#### Try it:
The answer must be a single number: the count of lines below that contain the string "expression".

Items from a dataset:
_ _ _

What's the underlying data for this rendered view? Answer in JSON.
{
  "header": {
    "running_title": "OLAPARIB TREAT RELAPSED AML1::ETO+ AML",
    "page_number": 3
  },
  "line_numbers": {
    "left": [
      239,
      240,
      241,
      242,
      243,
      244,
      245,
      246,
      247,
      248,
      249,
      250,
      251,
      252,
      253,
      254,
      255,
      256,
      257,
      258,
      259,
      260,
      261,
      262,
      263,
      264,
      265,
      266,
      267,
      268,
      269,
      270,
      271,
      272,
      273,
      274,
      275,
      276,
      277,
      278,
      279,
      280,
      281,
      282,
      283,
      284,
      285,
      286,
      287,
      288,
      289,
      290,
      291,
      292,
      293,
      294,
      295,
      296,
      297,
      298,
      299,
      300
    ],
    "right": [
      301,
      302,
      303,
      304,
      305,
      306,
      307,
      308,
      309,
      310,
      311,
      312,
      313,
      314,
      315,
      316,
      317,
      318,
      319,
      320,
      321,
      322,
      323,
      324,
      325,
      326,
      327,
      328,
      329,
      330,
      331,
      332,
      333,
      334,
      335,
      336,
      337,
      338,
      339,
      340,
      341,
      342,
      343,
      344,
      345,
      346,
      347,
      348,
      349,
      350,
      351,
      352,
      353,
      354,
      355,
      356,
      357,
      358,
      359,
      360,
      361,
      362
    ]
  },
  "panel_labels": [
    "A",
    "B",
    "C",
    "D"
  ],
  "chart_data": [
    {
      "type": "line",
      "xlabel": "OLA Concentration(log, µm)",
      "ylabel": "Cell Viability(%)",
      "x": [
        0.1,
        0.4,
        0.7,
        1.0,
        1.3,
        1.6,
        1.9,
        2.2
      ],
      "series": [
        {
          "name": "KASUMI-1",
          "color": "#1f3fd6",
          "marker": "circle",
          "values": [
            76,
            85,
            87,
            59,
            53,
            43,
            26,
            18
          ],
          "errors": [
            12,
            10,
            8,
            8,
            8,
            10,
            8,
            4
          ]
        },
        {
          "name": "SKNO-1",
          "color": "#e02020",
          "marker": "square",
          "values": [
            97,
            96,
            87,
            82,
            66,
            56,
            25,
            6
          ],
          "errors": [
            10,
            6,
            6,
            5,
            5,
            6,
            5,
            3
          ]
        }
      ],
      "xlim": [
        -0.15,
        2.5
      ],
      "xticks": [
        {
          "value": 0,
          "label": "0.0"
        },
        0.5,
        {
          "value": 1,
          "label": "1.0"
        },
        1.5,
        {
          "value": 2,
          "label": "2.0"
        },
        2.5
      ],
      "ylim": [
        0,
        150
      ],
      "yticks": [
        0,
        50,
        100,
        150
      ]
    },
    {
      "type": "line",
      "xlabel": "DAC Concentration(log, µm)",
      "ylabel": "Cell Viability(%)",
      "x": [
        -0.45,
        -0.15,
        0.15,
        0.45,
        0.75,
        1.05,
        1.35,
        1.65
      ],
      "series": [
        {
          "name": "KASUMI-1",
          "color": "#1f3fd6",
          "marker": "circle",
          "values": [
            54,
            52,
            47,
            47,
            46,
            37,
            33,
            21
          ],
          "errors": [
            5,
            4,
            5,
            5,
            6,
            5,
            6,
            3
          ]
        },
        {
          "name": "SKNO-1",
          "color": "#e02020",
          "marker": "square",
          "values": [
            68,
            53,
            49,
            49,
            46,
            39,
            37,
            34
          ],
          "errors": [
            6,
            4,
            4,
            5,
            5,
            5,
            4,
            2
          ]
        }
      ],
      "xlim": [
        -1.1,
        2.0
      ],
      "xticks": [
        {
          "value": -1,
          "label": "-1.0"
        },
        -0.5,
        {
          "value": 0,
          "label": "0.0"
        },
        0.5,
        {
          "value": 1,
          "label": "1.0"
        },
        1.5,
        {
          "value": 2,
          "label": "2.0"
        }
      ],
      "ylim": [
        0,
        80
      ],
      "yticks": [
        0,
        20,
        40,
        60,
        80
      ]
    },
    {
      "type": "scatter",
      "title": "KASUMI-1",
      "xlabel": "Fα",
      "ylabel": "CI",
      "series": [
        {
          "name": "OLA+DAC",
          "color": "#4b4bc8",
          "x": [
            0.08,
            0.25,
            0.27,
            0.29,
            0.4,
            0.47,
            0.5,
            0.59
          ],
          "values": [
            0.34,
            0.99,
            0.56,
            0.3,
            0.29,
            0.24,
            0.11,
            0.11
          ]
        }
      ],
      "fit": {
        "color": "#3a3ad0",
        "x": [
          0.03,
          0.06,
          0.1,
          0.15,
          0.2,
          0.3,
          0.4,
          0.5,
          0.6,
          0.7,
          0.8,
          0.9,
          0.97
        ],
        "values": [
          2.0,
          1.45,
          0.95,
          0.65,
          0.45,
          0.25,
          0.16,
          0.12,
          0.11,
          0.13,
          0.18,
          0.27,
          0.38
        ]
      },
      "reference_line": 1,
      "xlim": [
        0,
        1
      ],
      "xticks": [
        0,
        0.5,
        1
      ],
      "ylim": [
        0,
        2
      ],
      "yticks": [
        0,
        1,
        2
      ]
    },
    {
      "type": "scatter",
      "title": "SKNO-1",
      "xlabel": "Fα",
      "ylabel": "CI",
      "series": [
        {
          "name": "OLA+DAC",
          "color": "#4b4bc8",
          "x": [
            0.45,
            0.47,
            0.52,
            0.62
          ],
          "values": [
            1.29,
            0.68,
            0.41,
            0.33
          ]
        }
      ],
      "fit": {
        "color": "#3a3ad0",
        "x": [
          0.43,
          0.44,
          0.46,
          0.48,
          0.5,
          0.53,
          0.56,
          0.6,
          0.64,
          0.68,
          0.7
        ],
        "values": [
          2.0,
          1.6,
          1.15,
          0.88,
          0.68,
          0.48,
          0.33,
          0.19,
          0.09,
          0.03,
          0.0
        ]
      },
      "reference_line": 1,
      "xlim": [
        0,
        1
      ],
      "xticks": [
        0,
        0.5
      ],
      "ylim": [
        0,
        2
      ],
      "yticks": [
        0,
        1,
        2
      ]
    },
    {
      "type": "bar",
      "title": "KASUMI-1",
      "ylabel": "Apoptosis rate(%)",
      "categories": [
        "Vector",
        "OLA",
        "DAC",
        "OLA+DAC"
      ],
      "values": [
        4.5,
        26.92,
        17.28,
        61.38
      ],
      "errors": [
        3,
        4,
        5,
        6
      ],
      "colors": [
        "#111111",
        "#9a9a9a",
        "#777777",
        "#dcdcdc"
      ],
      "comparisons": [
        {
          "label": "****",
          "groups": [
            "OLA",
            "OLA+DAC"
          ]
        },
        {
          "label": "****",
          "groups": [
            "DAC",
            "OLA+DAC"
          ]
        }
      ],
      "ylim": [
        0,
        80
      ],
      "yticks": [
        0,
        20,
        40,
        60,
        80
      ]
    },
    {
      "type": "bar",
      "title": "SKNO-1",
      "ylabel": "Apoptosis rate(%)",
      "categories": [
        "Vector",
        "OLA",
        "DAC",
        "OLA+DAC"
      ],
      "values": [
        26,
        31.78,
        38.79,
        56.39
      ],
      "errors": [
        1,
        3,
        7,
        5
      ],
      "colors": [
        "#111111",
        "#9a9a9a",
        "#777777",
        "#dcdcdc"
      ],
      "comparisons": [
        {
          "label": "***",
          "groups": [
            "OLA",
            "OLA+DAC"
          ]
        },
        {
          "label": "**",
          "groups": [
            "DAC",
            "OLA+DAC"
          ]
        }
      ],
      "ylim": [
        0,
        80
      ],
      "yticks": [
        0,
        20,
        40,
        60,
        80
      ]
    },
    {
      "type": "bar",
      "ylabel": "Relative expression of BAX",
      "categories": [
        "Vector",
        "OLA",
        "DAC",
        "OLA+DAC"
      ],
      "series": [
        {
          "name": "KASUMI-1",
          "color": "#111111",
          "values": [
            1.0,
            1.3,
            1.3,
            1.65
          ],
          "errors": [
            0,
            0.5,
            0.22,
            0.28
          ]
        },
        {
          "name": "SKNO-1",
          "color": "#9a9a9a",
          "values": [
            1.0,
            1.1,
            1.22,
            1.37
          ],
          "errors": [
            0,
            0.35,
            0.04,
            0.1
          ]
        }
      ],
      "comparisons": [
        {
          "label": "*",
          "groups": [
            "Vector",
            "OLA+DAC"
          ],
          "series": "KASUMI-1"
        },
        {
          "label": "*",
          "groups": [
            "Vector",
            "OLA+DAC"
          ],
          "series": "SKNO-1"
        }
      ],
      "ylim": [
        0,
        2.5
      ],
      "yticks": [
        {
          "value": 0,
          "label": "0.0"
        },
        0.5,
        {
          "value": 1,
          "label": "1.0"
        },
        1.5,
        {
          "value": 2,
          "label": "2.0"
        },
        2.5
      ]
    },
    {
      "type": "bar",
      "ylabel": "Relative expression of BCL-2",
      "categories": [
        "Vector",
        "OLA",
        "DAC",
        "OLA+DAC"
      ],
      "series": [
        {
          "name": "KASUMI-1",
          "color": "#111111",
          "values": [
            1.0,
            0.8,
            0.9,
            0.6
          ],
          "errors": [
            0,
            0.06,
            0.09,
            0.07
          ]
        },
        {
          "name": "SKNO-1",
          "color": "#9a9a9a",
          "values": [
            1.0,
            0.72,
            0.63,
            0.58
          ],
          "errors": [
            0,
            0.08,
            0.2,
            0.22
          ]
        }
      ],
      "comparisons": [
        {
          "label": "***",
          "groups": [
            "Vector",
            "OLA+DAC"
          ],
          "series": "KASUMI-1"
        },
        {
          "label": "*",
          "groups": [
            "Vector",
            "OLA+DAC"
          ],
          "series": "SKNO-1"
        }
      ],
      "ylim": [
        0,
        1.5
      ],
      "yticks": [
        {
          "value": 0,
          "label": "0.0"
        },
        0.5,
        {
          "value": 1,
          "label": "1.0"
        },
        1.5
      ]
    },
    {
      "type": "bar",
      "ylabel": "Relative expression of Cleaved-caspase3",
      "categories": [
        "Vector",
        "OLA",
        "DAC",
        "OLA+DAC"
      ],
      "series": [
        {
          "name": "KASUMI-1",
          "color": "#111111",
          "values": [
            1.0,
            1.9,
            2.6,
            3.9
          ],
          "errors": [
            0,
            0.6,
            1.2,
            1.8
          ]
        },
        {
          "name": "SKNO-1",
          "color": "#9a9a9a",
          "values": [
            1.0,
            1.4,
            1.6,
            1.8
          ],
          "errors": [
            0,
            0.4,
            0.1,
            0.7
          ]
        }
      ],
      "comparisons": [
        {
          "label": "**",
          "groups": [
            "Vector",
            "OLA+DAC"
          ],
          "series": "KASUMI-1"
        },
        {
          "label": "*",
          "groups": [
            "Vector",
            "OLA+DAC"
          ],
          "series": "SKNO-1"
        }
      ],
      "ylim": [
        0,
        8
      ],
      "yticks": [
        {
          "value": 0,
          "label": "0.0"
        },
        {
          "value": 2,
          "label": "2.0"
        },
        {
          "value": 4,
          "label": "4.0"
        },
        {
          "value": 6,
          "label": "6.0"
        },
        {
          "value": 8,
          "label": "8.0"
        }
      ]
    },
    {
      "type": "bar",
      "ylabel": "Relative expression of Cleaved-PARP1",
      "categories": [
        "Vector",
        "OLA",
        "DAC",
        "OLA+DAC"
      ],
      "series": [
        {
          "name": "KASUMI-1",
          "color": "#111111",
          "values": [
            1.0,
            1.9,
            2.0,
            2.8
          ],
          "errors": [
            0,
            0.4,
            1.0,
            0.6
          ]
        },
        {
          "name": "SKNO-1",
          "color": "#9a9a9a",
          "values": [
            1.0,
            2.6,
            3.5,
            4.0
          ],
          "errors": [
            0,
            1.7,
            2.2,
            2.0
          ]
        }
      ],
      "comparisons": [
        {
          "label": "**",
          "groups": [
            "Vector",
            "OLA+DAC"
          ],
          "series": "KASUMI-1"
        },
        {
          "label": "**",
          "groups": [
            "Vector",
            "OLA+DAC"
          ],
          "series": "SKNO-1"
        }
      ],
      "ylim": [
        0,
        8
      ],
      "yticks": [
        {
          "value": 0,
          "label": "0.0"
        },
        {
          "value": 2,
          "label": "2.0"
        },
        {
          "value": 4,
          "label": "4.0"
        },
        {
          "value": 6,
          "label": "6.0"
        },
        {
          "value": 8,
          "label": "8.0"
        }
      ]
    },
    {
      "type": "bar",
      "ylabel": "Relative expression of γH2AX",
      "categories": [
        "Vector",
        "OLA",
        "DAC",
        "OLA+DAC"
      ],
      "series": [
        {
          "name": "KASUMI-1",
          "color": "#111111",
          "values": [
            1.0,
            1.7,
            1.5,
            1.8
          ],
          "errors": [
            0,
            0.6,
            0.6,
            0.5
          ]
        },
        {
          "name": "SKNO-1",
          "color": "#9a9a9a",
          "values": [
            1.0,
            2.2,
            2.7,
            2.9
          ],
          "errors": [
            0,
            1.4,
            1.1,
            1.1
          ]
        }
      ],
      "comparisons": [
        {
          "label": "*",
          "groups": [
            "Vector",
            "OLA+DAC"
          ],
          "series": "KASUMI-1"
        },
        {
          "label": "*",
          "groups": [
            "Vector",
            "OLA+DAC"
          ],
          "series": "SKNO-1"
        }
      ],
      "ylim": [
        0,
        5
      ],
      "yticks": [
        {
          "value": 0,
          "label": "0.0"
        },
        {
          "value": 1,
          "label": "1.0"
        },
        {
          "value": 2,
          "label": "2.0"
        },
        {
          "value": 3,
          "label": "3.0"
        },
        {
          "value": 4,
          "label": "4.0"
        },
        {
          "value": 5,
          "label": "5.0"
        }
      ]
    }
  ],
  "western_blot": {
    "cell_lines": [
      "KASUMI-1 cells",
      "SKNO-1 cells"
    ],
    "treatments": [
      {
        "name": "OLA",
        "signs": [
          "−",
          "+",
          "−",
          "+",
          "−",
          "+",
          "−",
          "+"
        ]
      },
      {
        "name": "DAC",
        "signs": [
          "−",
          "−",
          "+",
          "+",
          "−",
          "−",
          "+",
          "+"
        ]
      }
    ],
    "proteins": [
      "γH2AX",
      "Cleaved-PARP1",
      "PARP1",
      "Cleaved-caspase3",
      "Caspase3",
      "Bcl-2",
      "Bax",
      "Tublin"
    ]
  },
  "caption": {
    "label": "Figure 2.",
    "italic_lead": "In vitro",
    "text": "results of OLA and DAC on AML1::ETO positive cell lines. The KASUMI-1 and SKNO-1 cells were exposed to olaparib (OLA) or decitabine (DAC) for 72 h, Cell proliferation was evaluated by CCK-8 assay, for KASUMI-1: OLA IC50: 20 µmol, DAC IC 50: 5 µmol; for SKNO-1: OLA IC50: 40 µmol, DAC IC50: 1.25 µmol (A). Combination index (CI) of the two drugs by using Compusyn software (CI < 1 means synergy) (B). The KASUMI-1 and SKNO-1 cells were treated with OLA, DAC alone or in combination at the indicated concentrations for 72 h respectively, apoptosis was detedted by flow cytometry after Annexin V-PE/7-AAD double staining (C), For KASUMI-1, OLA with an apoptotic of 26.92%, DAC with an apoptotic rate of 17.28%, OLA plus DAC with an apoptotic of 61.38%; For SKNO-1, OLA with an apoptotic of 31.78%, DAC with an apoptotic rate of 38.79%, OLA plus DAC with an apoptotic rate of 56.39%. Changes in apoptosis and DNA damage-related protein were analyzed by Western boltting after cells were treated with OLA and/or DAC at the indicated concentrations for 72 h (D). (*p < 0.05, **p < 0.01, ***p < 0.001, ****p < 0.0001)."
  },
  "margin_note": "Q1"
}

_ _ _

#### Solution to this exercise:
5